Figure record listings:
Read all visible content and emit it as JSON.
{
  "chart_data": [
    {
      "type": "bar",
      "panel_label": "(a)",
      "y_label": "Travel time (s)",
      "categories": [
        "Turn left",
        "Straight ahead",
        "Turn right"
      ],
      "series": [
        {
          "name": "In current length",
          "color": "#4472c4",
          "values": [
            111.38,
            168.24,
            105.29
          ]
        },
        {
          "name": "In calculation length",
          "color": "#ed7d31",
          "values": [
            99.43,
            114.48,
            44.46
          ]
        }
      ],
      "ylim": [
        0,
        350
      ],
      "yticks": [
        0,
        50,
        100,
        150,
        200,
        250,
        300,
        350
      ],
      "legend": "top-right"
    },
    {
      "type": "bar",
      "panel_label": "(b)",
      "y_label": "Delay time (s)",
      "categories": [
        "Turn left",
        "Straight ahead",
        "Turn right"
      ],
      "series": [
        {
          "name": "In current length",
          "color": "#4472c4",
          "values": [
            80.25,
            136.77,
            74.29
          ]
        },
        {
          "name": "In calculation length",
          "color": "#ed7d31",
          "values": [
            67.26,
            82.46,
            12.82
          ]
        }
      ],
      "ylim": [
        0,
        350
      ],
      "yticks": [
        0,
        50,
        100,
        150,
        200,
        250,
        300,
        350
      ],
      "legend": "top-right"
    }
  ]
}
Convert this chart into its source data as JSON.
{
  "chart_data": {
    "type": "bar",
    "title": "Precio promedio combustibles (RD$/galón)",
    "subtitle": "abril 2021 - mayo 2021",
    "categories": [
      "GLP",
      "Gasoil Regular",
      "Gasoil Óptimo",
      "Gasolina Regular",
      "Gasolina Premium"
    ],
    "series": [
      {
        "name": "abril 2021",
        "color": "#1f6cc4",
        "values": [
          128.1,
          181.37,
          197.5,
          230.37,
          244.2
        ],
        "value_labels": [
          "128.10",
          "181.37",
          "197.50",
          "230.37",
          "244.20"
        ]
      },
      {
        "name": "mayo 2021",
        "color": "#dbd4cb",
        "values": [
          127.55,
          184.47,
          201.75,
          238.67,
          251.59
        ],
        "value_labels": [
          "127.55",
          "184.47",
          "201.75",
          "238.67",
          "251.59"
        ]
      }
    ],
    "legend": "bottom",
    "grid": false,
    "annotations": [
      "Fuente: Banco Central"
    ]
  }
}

WRITTEN PROBLEM:
Exactly as written above, please repeat the entries.

ANSWER TO THE EXERCISE:
Read all visible content and emit it as JSON.
{
  "chart_data": [
    {
      "type": "bar",
      "panel_label": "(a)",
      "y_label": "Travel time (s)",
      "categories": [
        "Turn left",
        "Straight ahead",
        "Turn right"
      ],
      "series": [
        {
          "name": "In current length",
          "color": "#4472c4",
          "values": [
            111.38,
            168.24,
            105.29
          ]
        },
        {
          "name": "In calculation length",
          "color": "#ed7d31",
          "values": [
            99.43,
            114.48,
            44.46
          ]
        }
      ],
      "ylim": [
        0,
        350
      ],
      "yticks": [
        0,
        50,
        100,
        150,
        200,
        250,
        300,
        350
      ],
      "legend": "top-right"
    },
    {
      "type": "bar",
      "panel_label": "(b)",
      "y_label": "Delay time (s)",
      "categories": [
        "Turn left",
        "Straight ahead",
        "Turn right"
      ],
      "series": [
        {
          "name": "In current length",
          "color": "#4472c4",
          "values": [
            80.25,
            136.77,
            74.29
          ]
        },
        {
          "name": "In calculation length",
          "color": "#ed7d31",
          "values": [
            67.26,
            82.46,
            12.82
          ]
        }
      ],
      "ylim": [
        0,
        350
      ],
      "yticks": [
        0,
        50,
        100,
        150,
        200,
        250,
        300,
        350
      ],
      "legend": "top-right"
    }
  ]
}
Convert this chart into its source data as JSON.
{
  "chart_data": {
    "type": "bar",
    "title": "Precio promedio combustibles (RD$/galón)",
    "subtitle": "abril 2021 - mayo 2021",
    "categories": [
      "GLP",
      "Gasoil Regular",
      "Gasoil Óptimo",
      "Gasolina Regular",
      "Gasolina Premium"
    ],
    "series": [
      {
        "name": "abril 2021",
        "color": "#1f6cc4",
        "values": [
          128.1,
          181.37,
          197.5,
          230.37,
          244.2
        ],
        "value_labels": [
          "128.10",
          "181.37",
          "197.50",
          "230.37",
          "244.20"
        ]
      },
      {
        "name": "mayo 2021",
        "color": "#dbd4cb",
        "values": [
          127.55,
          184.47,
          201.75,
          238.67,
          251.59
        ],
        "value_labels": [
          "127.55",
          "184.47",
          "201.75",
          "238.67",
          "251.59"
        ]
      }
    ],
    "legend": "bottom",
    "grid": false,
    "annotations": [
      "Fuente: Banco Central"
    ]
  }
}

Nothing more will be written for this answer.